• Exercise
Only the number is wanted: how many lines of the data contain "biết"?
□ □ □ □ □ □ □
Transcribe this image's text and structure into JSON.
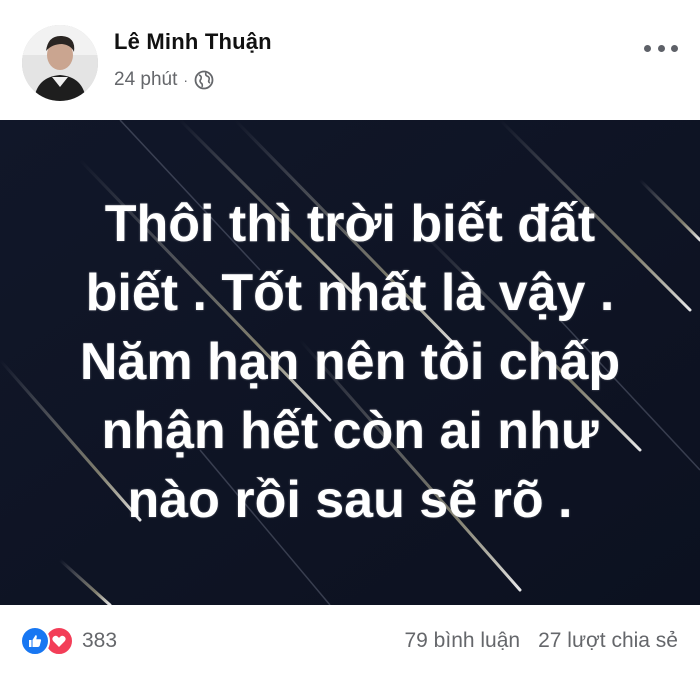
{
  "post": {
    "author": "Lê Minh Thuận",
    "time": "24 phút",
    "separator": "·",
    "privacy_icon": "globe-icon",
    "menu_icon": "more-options-icon",
    "text_lines": [
      "Thôi thì trời biết đất",
      "biết . Tốt nhất là vậy .",
      "Năm hạn nên tôi chấp",
      "nhận hết còn ai như",
      "nào rồi sau sẽ rõ ."
    ]
  },
  "footer": {
    "reaction_icons": [
      "like-icon",
      "love-icon"
    ],
    "reaction_count": "383",
    "comments": "79 bình luận",
    "shares": "27 lượt chia sẻ"
  },
  "colors": {
    "background": "#0f1426",
    "like": "#1877f2",
    "love": "#f33e58",
    "meta_text": "#65676b"
  }
}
□ □ □ □ □ □ □
• Finished task
2